Exercise requirements
Only the number is wanted: how many lines contain the string "name"?

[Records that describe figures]
start
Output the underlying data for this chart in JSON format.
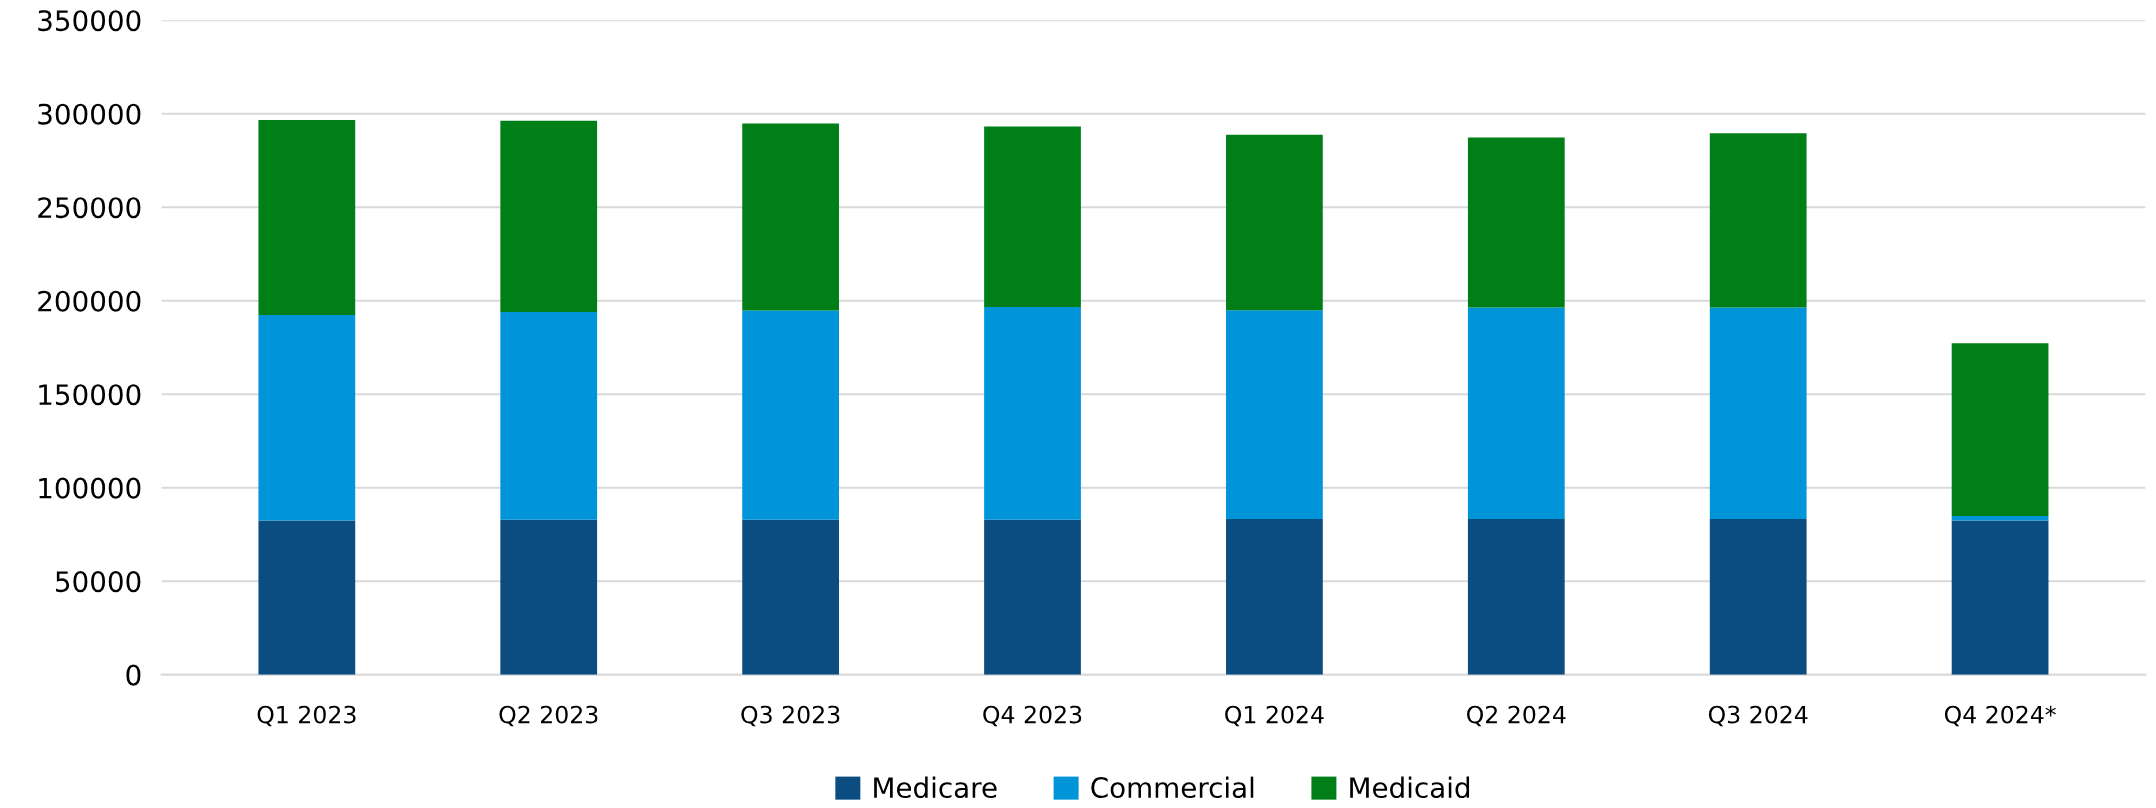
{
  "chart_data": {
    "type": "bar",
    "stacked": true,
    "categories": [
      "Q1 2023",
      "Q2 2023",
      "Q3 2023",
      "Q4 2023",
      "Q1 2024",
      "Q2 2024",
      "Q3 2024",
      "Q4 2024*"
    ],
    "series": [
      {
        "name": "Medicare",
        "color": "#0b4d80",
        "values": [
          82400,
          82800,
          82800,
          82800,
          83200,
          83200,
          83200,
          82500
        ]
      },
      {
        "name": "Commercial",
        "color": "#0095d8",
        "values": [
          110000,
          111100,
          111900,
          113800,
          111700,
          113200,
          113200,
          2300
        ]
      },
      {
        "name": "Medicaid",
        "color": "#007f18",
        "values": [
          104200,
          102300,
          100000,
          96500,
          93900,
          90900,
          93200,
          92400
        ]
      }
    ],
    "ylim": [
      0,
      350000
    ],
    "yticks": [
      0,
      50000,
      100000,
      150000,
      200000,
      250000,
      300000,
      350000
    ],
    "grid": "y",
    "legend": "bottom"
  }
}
end
Correct output
3